Dataset extract:
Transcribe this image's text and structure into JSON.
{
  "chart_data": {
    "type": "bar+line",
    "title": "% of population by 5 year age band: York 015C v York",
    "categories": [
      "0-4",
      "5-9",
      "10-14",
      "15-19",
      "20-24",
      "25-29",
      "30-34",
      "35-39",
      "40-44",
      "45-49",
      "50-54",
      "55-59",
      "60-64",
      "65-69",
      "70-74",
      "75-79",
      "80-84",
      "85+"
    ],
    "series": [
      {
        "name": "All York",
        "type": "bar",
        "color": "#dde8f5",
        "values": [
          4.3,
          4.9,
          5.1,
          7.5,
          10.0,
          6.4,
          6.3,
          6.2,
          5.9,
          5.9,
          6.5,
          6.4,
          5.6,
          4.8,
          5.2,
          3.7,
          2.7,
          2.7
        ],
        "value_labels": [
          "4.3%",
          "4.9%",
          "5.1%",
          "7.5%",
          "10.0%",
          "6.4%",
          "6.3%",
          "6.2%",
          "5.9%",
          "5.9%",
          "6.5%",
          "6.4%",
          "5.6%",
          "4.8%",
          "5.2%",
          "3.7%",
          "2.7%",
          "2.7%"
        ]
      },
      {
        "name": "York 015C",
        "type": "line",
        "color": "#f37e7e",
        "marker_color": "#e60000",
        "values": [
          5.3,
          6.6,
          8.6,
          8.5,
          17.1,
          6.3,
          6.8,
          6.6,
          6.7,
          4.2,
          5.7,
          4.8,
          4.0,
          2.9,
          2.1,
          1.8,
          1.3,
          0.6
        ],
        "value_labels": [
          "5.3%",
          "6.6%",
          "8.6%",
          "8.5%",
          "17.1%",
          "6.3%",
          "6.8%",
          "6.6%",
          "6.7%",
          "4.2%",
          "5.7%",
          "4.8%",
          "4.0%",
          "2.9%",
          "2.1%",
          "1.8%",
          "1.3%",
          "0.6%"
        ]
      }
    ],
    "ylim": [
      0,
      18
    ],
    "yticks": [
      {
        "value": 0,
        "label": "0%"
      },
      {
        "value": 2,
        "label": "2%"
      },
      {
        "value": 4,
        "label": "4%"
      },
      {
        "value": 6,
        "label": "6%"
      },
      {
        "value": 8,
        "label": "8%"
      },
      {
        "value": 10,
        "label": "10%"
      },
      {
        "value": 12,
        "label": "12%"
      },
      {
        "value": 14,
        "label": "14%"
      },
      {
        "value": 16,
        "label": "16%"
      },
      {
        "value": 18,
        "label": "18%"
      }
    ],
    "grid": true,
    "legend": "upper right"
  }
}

What to do: Type out the entries again, word for word.

Exercise solution:
Transcribe this image's text and structure into JSON.
{
  "chart_data": {
    "type": "bar+line",
    "title": "% of population by 5 year age band: York 015C v York",
    "categories": [
      "0-4",
      "5-9",
      "10-14",
      "15-19",
      "20-24",
      "25-29",
      "30-34",
      "35-39",
      "40-44",
      "45-49",
      "50-54",
      "55-59",
      "60-64",
      "65-69",
      "70-74",
      "75-79",
      "80-84",
      "85+"
    ],
    "series": [
      {
        "name": "All York",
        "type": "bar",
        "color": "#dde8f5",
        "values": [
          4.3,
          4.9,
          5.1,
          7.5,
          10.0,
          6.4,
          6.3,
          6.2,
          5.9,
          5.9,
          6.5,
          6.4,
          5.6,
          4.8,
          5.2,
          3.7,
          2.7,
          2.7
        ],
        "value_labels": [
          "4.3%",
          "4.9%",
          "5.1%",
          "7.5%",
          "10.0%",
          "6.4%",
          "6.3%",
          "6.2%",
          "5.9%",
          "5.9%",
          "6.5%",
          "6.4%",
          "5.6%",
          "4.8%",
          "5.2%",
          "3.7%",
          "2.7%",
          "2.7%"
        ]
      },
      {
        "name": "York 015C",
        "type": "line",
        "color": "#f37e7e",
        "marker_color": "#e60000",
        "values": [
          5.3,
          6.6,
          8.6,
          8.5,
          17.1,
          6.3,
          6.8,
          6.6,
          6.7,
          4.2,
          5.7,
          4.8,
          4.0,
          2.9,
          2.1,
          1.8,
          1.3,
          0.6
        ],
        "value_labels": [
          "5.3%",
          "6.6%",
          "8.6%",
          "8.5%",
          "17.1%",
          "6.3%",
          "6.8%",
          "6.6%",
          "6.7%",
          "4.2%",
          "5.7%",
          "4.8%",
          "4.0%",
          "2.9%",
          "2.1%",
          "1.8%",
          "1.3%",
          "0.6%"
        ]
      }
    ],
    "ylim": [
      0,
      18
    ],
    "yticks": [
      {
        "value": 0,
        "label": "0%"
      },
      {
        "value": 2,
        "label": "2%"
      },
      {
        "value": 4,
        "label": "4%"
      },
      {
        "value": 6,
        "label": "6%"
      },
      {
        "value": 8,
        "label": "8%"
      },
      {
        "value": 10,
        "label": "10%"
      },
      {
        "value": 12,
        "label": "12%"
      },
      {
        "value": 14,
        "label": "14%"
      },
      {
        "value": 16,
        "label": "16%"
      },
      {
        "value": 18,
        "label": "18%"
      }
    ],
    "grid": true,
    "legend": "upper right"
  }
}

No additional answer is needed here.